**PROVIDED RECORDS**
--------------------------------------------------

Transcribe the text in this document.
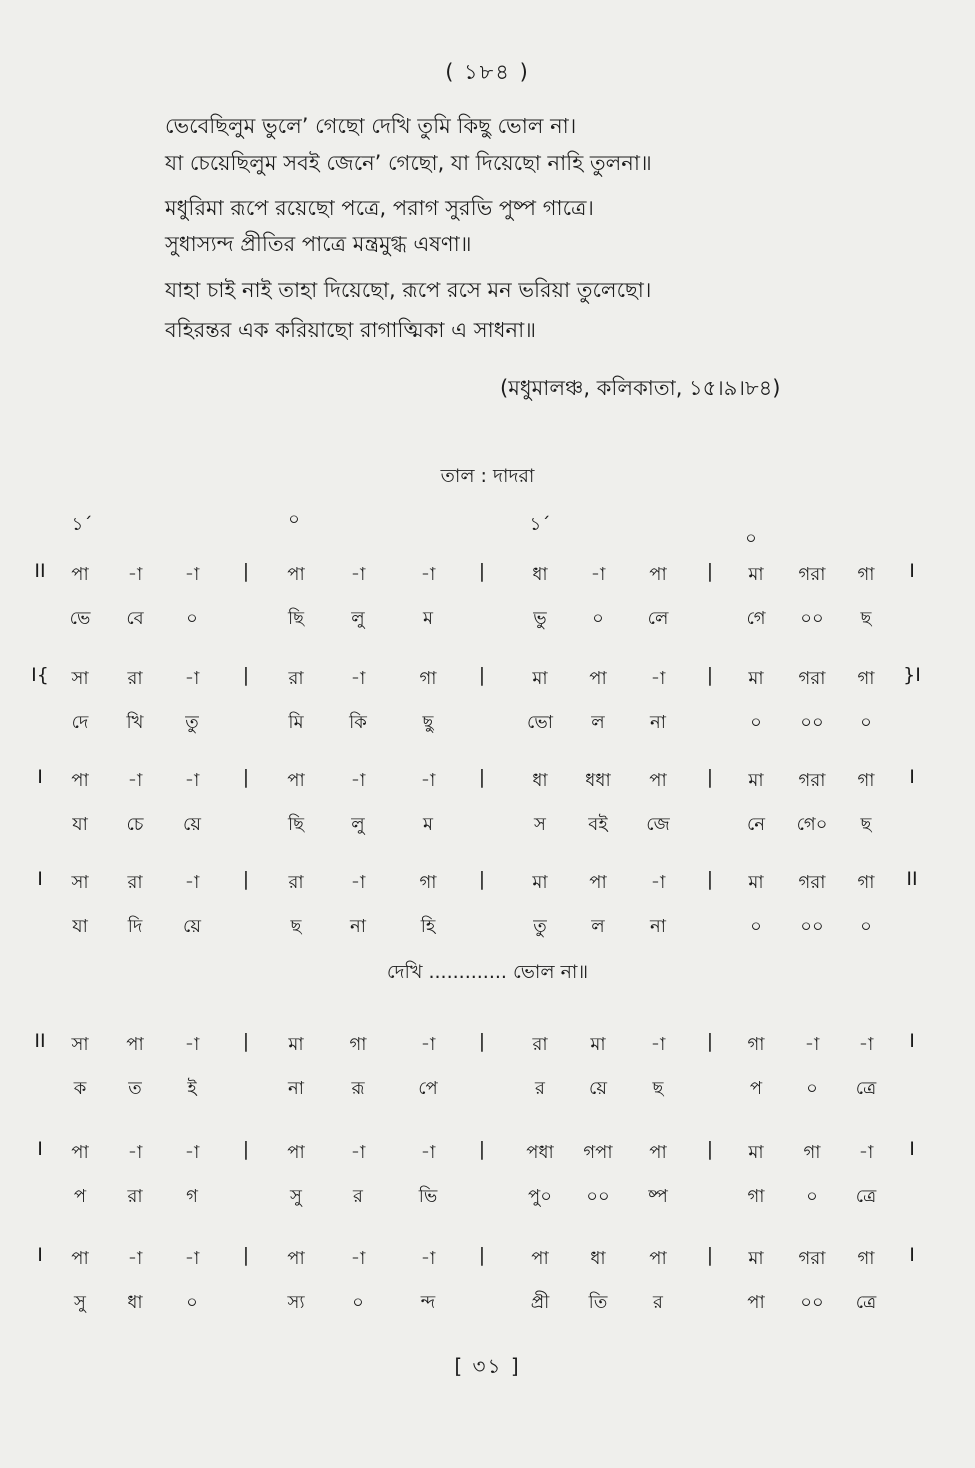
( ১৮৪ )
ভেবেছিলুম ভুলে’ গেছো দেখি তুমি কিছু ভোল না।
যা চেয়েছিলুম সবই জেনে’ গেছো, যা দিয়েছো নাহি তুলনা॥
মধুরিমা রূপে রয়েছো পত্রে, পরাগ সুরভি পুষ্প গাত্রে।
সুধাস্যন্দ প্রীতির পাত্রে মন্ত্রমুগ্ধ এষণা॥
যাহা চাই নাই তাহা দিয়েছো, রূপে রসে মন ভরিয়া তুলেছো।
বহিরন্তর এক করিয়াছো রাগাত্মিকা এ সাধনা॥
(মধুমালঞ্চ, কলিকাতা, ১৫।৯।৮৪)
তাল : দাদরা
১´	০	১´
০
II	I
|	|	|
পা	-া	-া	পা	-া	-া	ধা	-া	পা	মা	গরা	গা
ভে	বে	০	ছি	লু	ম	ভু	০	লে	গে	০০	ছ
I{	}I
|	|	|
সা	রা	-া	রা	-া	গা	মা	পা	-া	মা	গরা	গা
দে	খি	তু	মি	কি	ছু	ভো	ল	না	০	০০	০
I	I
|	|	|
পা	-া	-া	পা	-া	-া	ধা	ধধা	পা	মা	গরা	গা
যা	চে	য়ে	ছি	লু	ম	স	বই	জে	নে	গে০	ছ
I	II
|	|	|
সা	রা	-া	রা	-া	গা	মা	পা	-া	মা	গরা	গা
যা	দি	য়ে	ছ	না	হি	তু	ল	না	০	০০	০
II	I
|	|	|
সা	পা	-া	মা	গা	-া	রা	মা	-া	গা	-া	-া
ক	ত	ই	না	রূ	পে	র	য়ে	ছ	প	০	ত্রে
I	I
|	|	|
পা	-া	-া	পা	-া	-া	পধা	গপা	পা	মা	গা	-া
প	রা	গ	সু	র	ভি	পু০	০০	ষ্প	গা	০	ত্রে
I	I
|	|	|
পা	-া	-া	পা	-া	-া	পা	ধা	পা	মা	গরা	গা
সু	ধা	০	স্য	০	ন্দ	প্রী	তি	র	পা	০০	ত্রে
দেখি ............. ভোল না॥
[ ৩১ ]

--------------------------------------------------

**WHAT YOU WILL DO**
Take the data above and repeat it exactly, leaving each picture out.

**RESULT OF THE TASK**
Transcribe the text in this document.
( ১৮৪ )
ভেবেছিলুম ভুলে’ গেছো দেখি তুমি কিছু ভোল না।
যা চেয়েছিলুম সবই জেনে’ গেছো, যা দিয়েছো নাহি তুলনা॥
মধুরিমা রূপে রয়েছো পত্রে, পরাগ সুরভি পুষ্প গাত্রে।
সুধাস্যন্দ প্রীতির পাত্রে মন্ত্রমুগ্ধ এষণা॥
যাহা চাই নাই তাহা দিয়েছো, রূপে রসে মন ভরিয়া তুলেছো।
বহিরন্তর এক করিয়াছো রাগাত্মিকা এ সাধনা॥
(মধুমালঞ্চ, কলিকাতা, ১৫।৯।৮৪)
তাল : দাদরা
১´	০	১´
০
II	I
|	|	|
পা	-া	-া	পা	-া	-া	ধা	-া	পা	মা	গরা	গা
ভে	বে	০	ছি	লু	ম	ভু	০	লে	গে	০০	ছ
I{	}I
|	|	|
সা	রা	-া	রা	-া	গা	মা	পা	-া	মা	গরা	গা
দে	খি	তু	মি	কি	ছু	ভো	ল	না	০	০০	০
I	I
|	|	|
পা	-া	-া	পা	-া	-া	ধা	ধধা	পা	মা	গরা	গা
যা	চে	য়ে	ছি	লু	ম	স	বই	জে	নে	গে০	ছ
I	II
|	|	|
সা	রা	-া	রা	-া	গা	মা	পা	-া	মা	গরা	গা
যা	দি	য়ে	ছ	না	হি	তু	ল	না	০	০০	০
II	I
|	|	|
সা	পা	-া	মা	গা	-া	রা	মা	-া	গা	-া	-া
ক	ত	ই	না	রূ	পে	র	য়ে	ছ	প	০	ত্রে
I	I
|	|	|
পা	-া	-া	পা	-া	-া	পধা	গপা	পা	মা	গা	-া
প	রা	গ	সু	র	ভি	পু০	০০	ষ্প	গা	০	ত্রে
I	I
|	|	|
পা	-া	-া	পা	-া	-া	পা	ধা	পা	মা	গরা	গা
সু	ধা	০	স্য	০	ন্দ	প্রী	তি	র	পা	০০	ত্রে
দেখি ............. ভোল না॥
[ ৩১ ]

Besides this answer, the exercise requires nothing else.